In Mark 10:17 we meet a rich young ruler. Given our envy, as soon as we read that he is rich, (and young, and a man!), it may be tempting to draw an unflattering conclusion about what he is like.
But this guy has all the outward appearance of a fine Christian man. With his mind on eternity, he comes running to Jesus. He kneels with humility and bows his soul before the Son of God in the middle of a street.
Good Teacher, what must I do to inherit eternal life? (Mark 10:17)
The question of the young ruler and his reply to Jesus tells us two things:
First, his concern for obedience to the law and secondly, his ignorance (at this point) about who Jesus is.
Why do you call me good? No one is good except God alone. (Mark 10:18)
The implication in the Lord’s question seems to be: “Do you recognise who I am? And this, as we’ll see, is the heart of the matter. The gift of eternal life does not lay with what I do, but my answer to Jesus’ question, “Who do you say I am?” (Mark 8:29).
Nevertheless, Jesus meets the man where he is at and replies,
You know the commandments: Do not murder, Do not commit adultery, Do not steal, Do not bear false witness, Do not defraud, Honour your father and mother. (Mark 10:19)
On his knees and with apparent respect and sincerity, the young man claims that he has sought to honour God through obedience to all these commandments since he was very young.
The Lord does not rebuke his desire to obey the commandments, nor does He rebuke the young mans claims that he has observed them faithfully. On the contrary, the young mans confession produces a loving and tender response from the Lord.
And Jesus, looking at him, loved him, and said to him, “One thing still you lack.” (Mark 10:21)
Imagine being that close to the kingdom of heaven where you only lacked one thing! I’d say things were looking pretty hopeful if, in this life, I only lacked one thing.
So, what was that one thing? Jesus doesn’t tell us. Not directly, anyway.
…go, sell all that you have and give to the poor, and you will have treasure in heaven; and come, follow me. (Mark 10:21)
Now, I ask you, what would the young man achieve by distributing all of his wealth? Secondly, if this were truly a condition of eternal life, then how goes it with you today? Have you sold everything you own?
Is Christ suggesting that that the young mans poverty leads to eternal life? Does he lack poverty, is that it? I don’t think so.
Is Jesus saying, “Just one more good deed – generosity – and your home!”? Is generosity what he lacks?
Some might say yes. Yes, he needs to obey the commandment to love his neighbour as himself. Would that have secured his eternal life? I don’t think so.
Anyway, what happens next is a pretty sad conclusion to what seemed like a very hopeful encounter.
Disheartened by the saying, he went away sorrowful, for he had great possessions. (Mark 10:22)
Jesus is not playing with the young man’s heart here. Instead, He’s revealing it. One of the things this exchange reveals is that what condemns a man is something that lies wholly within himself. But what saves a man is something that he lacks, something that lies wholly outside of himself.
Having applied himself to obedience all this time why would he now turn away? The solution seems so simple. He only lacks one thing. What was the one thing that was required?
I believe that the conversation that follows will tell us.
The disciples had been party to this conversation and in Mark 10:23-26 we read that they are dumb-struck by Jesus’ words. They are shocked – and then they are shocked again!

Aim – Reproduce the passage on the rich young ruler word for word, beginning at the words "Is Christ suggesting" and stopping after "outside of himself.".

Supplied material –
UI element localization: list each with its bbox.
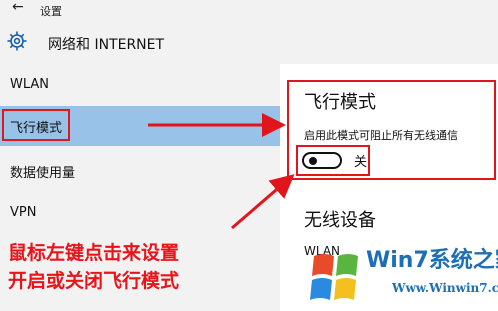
* * *
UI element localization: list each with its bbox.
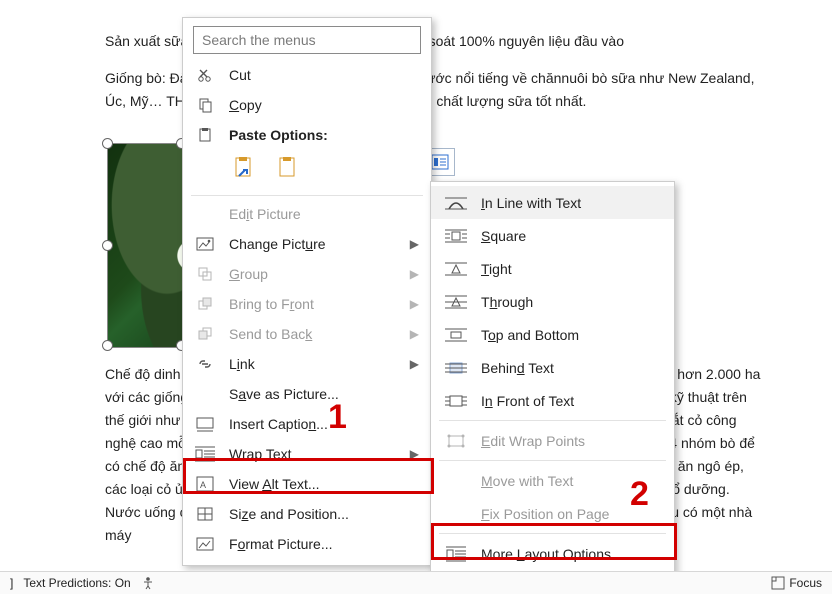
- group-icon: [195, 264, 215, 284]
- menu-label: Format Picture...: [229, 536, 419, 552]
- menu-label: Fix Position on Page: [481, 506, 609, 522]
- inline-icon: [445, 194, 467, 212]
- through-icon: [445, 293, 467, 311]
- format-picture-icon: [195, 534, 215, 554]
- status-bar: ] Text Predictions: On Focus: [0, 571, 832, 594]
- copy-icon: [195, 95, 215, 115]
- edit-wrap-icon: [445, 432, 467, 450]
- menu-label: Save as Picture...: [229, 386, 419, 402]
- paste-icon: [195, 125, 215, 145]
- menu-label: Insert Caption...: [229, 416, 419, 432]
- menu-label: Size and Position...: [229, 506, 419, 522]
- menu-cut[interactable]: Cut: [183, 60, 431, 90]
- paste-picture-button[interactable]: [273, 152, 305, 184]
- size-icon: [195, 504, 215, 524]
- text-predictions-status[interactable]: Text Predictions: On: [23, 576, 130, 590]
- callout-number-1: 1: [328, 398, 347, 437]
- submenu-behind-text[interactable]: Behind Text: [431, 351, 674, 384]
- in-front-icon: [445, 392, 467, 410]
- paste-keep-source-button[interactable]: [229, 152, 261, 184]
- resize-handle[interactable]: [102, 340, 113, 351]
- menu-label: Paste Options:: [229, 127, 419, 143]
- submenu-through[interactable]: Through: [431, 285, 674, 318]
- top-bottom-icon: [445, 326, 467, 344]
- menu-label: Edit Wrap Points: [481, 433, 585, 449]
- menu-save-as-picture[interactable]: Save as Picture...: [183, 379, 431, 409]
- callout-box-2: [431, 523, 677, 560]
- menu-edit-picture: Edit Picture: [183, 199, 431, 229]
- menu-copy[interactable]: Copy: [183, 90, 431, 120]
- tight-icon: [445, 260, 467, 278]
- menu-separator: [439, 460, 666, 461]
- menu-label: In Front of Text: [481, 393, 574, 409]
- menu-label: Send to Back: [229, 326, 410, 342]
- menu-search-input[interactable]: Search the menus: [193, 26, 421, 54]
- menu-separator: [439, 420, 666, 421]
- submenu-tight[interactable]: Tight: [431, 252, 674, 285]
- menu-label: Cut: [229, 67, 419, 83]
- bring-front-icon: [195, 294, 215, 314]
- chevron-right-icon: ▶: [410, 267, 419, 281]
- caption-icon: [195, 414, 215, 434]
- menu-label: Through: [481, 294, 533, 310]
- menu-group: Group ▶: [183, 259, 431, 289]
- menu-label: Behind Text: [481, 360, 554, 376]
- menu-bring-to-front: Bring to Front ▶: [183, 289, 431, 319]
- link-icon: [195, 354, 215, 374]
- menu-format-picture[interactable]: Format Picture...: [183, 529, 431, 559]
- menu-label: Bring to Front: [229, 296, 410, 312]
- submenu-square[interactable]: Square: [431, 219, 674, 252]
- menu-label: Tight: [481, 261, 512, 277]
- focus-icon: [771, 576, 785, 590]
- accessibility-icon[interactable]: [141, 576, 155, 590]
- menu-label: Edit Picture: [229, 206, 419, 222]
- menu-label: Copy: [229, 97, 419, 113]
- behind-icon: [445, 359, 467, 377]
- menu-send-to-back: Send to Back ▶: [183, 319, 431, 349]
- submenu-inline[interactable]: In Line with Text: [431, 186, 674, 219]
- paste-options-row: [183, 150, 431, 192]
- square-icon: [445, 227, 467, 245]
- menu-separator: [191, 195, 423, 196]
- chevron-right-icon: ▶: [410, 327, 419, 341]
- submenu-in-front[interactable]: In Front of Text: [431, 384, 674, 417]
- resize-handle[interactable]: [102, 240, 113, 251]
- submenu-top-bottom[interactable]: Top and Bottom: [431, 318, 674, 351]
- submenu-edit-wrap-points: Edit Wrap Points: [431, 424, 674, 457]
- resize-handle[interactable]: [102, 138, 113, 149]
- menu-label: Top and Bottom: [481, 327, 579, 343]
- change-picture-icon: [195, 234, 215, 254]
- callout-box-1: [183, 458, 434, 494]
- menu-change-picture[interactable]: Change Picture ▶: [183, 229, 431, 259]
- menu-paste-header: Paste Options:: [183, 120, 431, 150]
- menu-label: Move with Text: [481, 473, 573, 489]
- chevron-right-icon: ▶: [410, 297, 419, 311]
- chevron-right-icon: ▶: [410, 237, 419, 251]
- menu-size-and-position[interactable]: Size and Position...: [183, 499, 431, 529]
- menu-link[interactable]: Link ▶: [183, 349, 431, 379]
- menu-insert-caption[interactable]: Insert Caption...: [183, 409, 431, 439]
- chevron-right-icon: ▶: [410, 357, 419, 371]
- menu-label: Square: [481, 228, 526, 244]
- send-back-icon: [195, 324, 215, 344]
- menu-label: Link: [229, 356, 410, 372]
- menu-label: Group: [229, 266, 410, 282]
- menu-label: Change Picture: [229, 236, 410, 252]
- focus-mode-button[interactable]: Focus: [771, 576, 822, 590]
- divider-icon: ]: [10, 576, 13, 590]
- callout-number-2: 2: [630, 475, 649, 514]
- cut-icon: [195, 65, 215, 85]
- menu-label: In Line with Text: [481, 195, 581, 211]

Answer to the task –
Is Christ suggesting that that the young mans poverty leads to eternal life? Does he lack poverty, is that it? I don’t think so.
Is Jesus saying, “Just one more good deed – generosity – and your home!”? Is generosity what he lacks?
Some might say yes. Yes, he needs to obey the commandment to love his neighbour as himself. Would that have secured his eternal life? I don’t think so.
Anyway, what happens next is a pretty sad conclusion to what seemed like a very hopeful encounter.
Disheartened by the saying, he went away sorrowful, for he had great possessions. (Mark 10:22)
Jesus is not playing with the young man’s heart here. Instead, He’s revealing it. One of the things this exchange reveals is that what condemns a man is something that lies wholly within himself. But what saves a man is something that he lacks, something that lies wholly outside of himself.